### Problem to solve:
Write out the listing below without alteration, omitting its pictures.

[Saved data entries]
_ _ _ _
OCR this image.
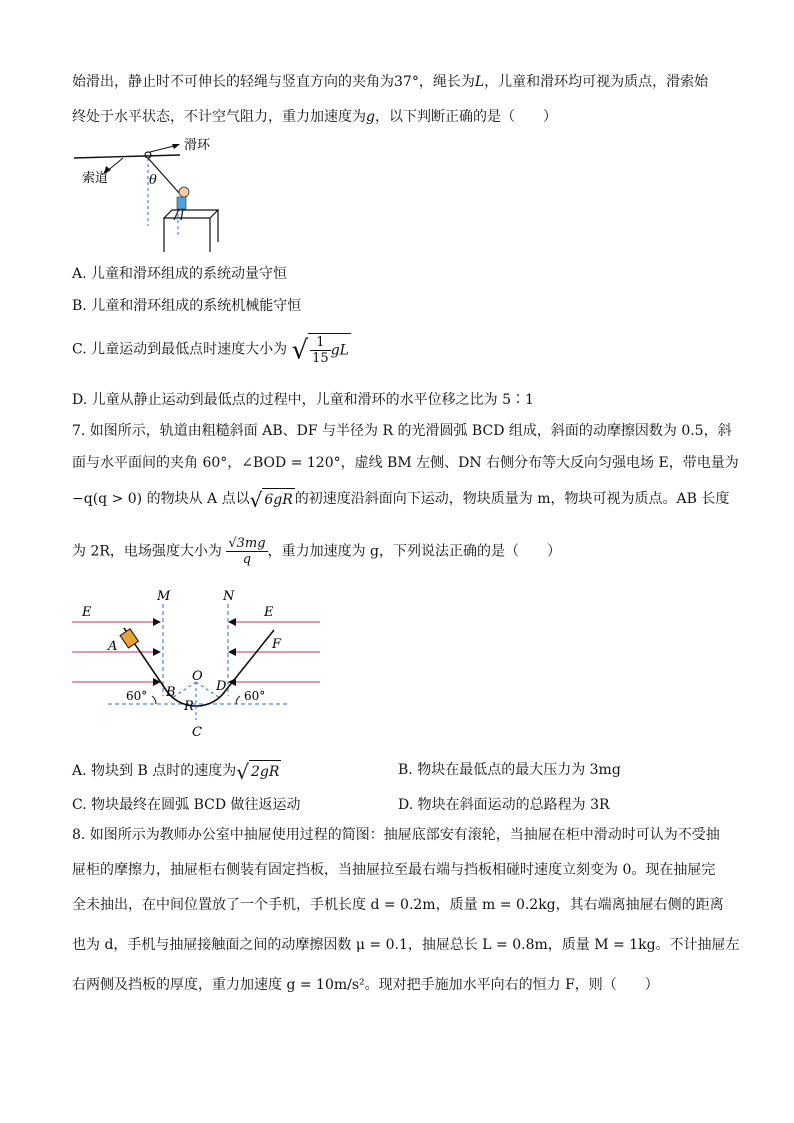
始滑出，静止时不可伸长的轻绳与竖直方向的夹角为37°，绳长为L，儿童和滑环均可视为质点，滑索始
终处于水平状态，不计空气阻力，重力加速度为g，以下判断正确的是（　　）
滑环
索道	θ
A. 儿童和滑环组成的系统动量守恒
B. 儿童和滑环组成的系统机械能守恒
C. 儿童运动到最低点时速度大小为 √ $\frac{1}{15}$ gL
D. 儿童从静止运动到最低点的过程中，儿童和滑环的水平位移之比为 5∶1
7. 如图所示，轨道由粗糙斜面 AB、DF 与半径为 R 的光滑圆弧 BCD 组成，斜面的动摩擦因数为 0.5，斜
面与水平面间的夹角 60°，∠BOD = 120°，虚线 BM 左侧、DN 右侧分布等大反向匀强电场 E，带电量为
−q(q > 0) 的物块从 A 点以√ 6gR 的初速度沿斜面向下运动，物块质量为 m，物块可视为质点。AB 长度
为 2R，电场强度大小为 $\frac{√3mg}{q}$ ，重力加速度为 g，下列说法正确的是（　　）
E	E
M	N
A	F
O
B	D
R
C
60°	60°
A. 物块到 B 点时的速度为√ 2gR	B. 物块在最低点的最大压力为 3mg
C. 物块最终在圆弧 BCD 做往返运动	D. 物块在斜面运动的总路程为 3R
8. 如图所示为教师办公室中抽屉使用过程的简图：抽屉底部安有滚轮，当抽屉在柜中滑动时可认为不受抽
屉柜的摩擦力，抽屉柜右侧装有固定挡板，当抽屉拉至最右端与挡板相碰时速度立刻变为 0。现在抽屉完
全未抽出，在中间位置放了一个手机，手机长度 d = 0.2m，质量 m = 0.2kg，其右端离抽屉右侧的距离
也为 d，手机与抽屉接触面之间的动摩擦因数 μ = 0.1，抽屉总长 L = 0.8m，质量 M = 1kg。不计抽屉左
右两侧及挡板的厚度，重力加速度 g = 10m/s²。现对把手施加水平向右的恒力 F，则（　　）
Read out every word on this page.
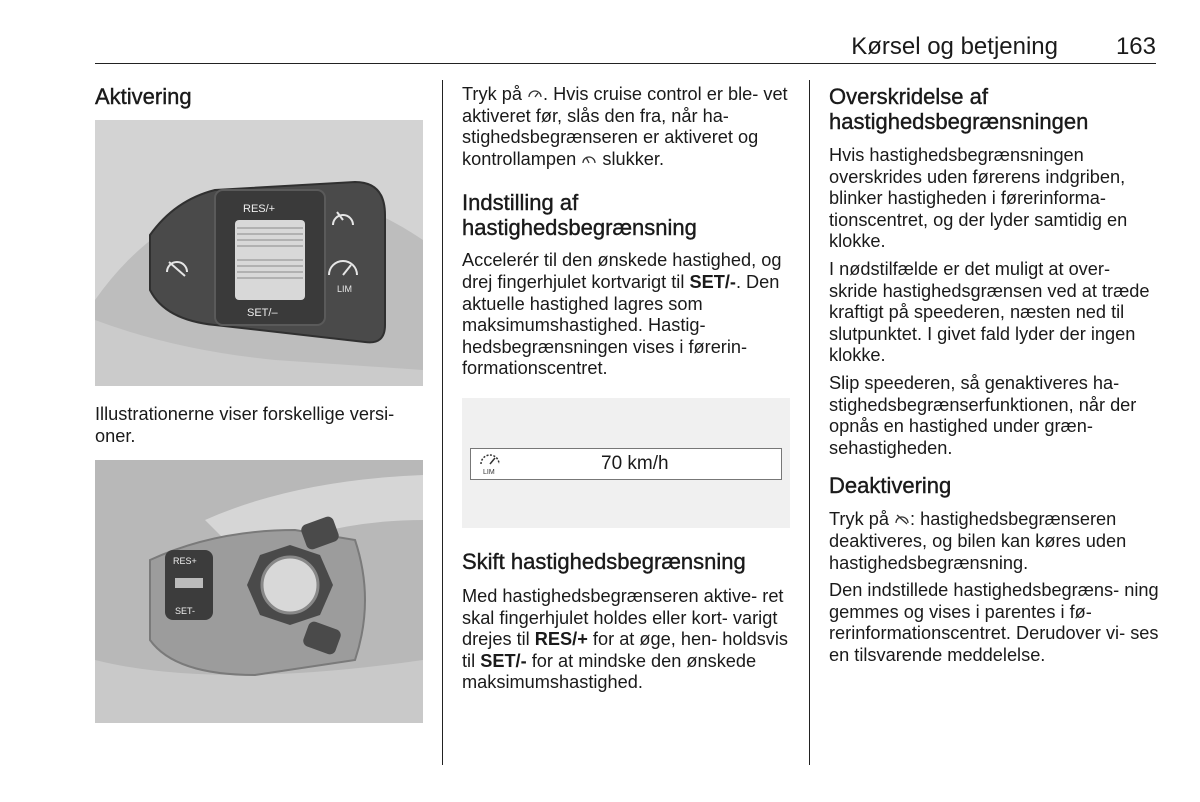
Kørsel og betjening 163
Aktivering
RES/+
SET/–
LIM

Illustrationerne viser forskellige versi- oner.

RES+
SET-

Tryk på . Hvis cruise control er ble- vet aktiveret før, slås den fra, når ha- stighedsbegrænseren er aktiveret og kontrollampen  slukker.

Indstilling af hastighedsbegrænsning

Accelerér til den ønskede hastighed, og drej fingerhjulet kortvarigt til SET/-. Den aktuelle hastighed lagres som maksimumshastighed. Hastig- hedsbegrænsningen vises i førerin- formationscentret.

LIM	70 km/h
Skift hastighedsbegrænsning

Med hastighedsbegrænseren aktive- ret skal fingerhjulet holdes eller kort- varigt drejes til RES/+ for at øge, hen- holdsvis til SET/- for at mindske den ønskede maksimumshastighed.

Overskridelse af hastighedsbegrænsningen

Hvis hastighedsbegrænsningen overskrides uden førerens indgriben, blinker hastigheden i førerinforma- tionscentret, og der lyder samtidig en klokke.

I nødstilfælde er det muligt at over- skride hastighedsgrænsen ved at træde kraftigt på speederen, næsten ned til slutpunktet. I givet fald lyder der ingen klokke.

Slip speederen, så genaktiveres ha- stighedsbegrænserfunktionen, når der opnås en hastighed under græn- sehastigheden.

Deaktivering

Tryk på : hastighedsbegrænseren deaktiveres, og bilen kan køres uden hastighedsbegrænsning.

Den indstillede hastighedsbegræns- ning gemmes og vises i parentes i fø- rerinformationscentret. Derudover vi- ses en tilsvarende meddelelse.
_ _ _ _
### Result for this exercise:
OCR this image.
始滑出，静止时不可伸长的轻绳与竖直方向的夹角为37°，绳长为L，儿童和滑环均可视为质点，滑索始
终处于水平状态，不计空气阻力，重力加速度为g，以下判断正确的是（　　）
滑环
索道	θ
A. 儿童和滑环组成的系统动量守恒
B. 儿童和滑环组成的系统机械能守恒
C. 儿童运动到最低点时速度大小为 √ $\frac{1}{15}$ gL
D. 儿童从静止运动到最低点的过程中，儿童和滑环的水平位移之比为 5∶1
7. 如图所示，轨道由粗糙斜面 AB、DF 与半径为 R 的光滑圆弧 BCD 组成，斜面的动摩擦因数为 0.5，斜
面与水平面间的夹角 60°，∠BOD = 120°，虚线 BM 左侧、DN 右侧分布等大反向匀强电场 E，带电量为
−q(q > 0) 的物块从 A 点以√ 6gR 的初速度沿斜面向下运动，物块质量为 m，物块可视为质点。AB 长度
为 2R，电场强度大小为 $\frac{√3mg}{q}$ ，重力加速度为 g，下列说法正确的是（　　）
E	E
M	N
A	F
O
B	D
R
C
60°	60°
A. 物块到 B 点时的速度为√ 2gR	B. 物块在最低点的最大压力为 3mg
C. 物块最终在圆弧 BCD 做往返运动	D. 物块在斜面运动的总路程为 3R
8. 如图所示为教师办公室中抽屉使用过程的简图：抽屉底部安有滚轮，当抽屉在柜中滑动时可认为不受抽
屉柜的摩擦力，抽屉柜右侧装有固定挡板，当抽屉拉至最右端与挡板相碰时速度立刻变为 0。现在抽屉完
全未抽出，在中间位置放了一个手机，手机长度 d = 0.2m，质量 m = 0.2kg，其右端离抽屉右侧的距离
也为 d，手机与抽屉接触面之间的动摩擦因数 μ = 0.1，抽屉总长 L = 0.8m，质量 M = 1kg。不计抽屉左
右两侧及挡板的厚度，重力加速度 g = 10m/s²。现对把手施加水平向右的恒力 F，则（　　）
Read out every word on this page.
Kørsel og betjening 163
Aktivering
RES/+
SET/–
LIM

Illustrationerne viser forskellige versi- oner.

RES+
SET-

Tryk på . Hvis cruise control er ble- vet aktiveret før, slås den fra, når ha- stighedsbegrænseren er aktiveret og kontrollampen  slukker.

Indstilling af hastighedsbegrænsning

Accelerér til den ønskede hastighed, og drej fingerhjulet kortvarigt til SET/-. Den aktuelle hastighed lagres som maksimumshastighed. Hastig- hedsbegrænsningen vises i førerin- formationscentret.

LIM	70 km/h
Skift hastighedsbegrænsning

Med hastighedsbegrænseren aktive- ret skal fingerhjulet holdes eller kort- varigt drejes til RES/+ for at øge, hen- holdsvis til SET/- for at mindske den ønskede maksimumshastighed.

Overskridelse af hastighedsbegrænsningen

Hvis hastighedsbegrænsningen overskrides uden førerens indgriben, blinker hastigheden i førerinforma- tionscentret, og der lyder samtidig en klokke.

I nødstilfælde er det muligt at over- skride hastighedsgrænsen ved at træde kraftigt på speederen, næsten ned til slutpunktet. I givet fald lyder der ingen klokke.

Slip speederen, så genaktiveres ha- stighedsbegrænserfunktionen, når der opnås en hastighed under græn- sehastigheden.

Deaktivering

Tryk på : hastighedsbegrænseren deaktiveres, og bilen kan køres uden hastighedsbegrænsning.

Den indstillede hastighedsbegræns- ning gemmes og vises i parentes i fø- rerinformationscentret. Derudover vi- ses en tilsvarende meddelelse.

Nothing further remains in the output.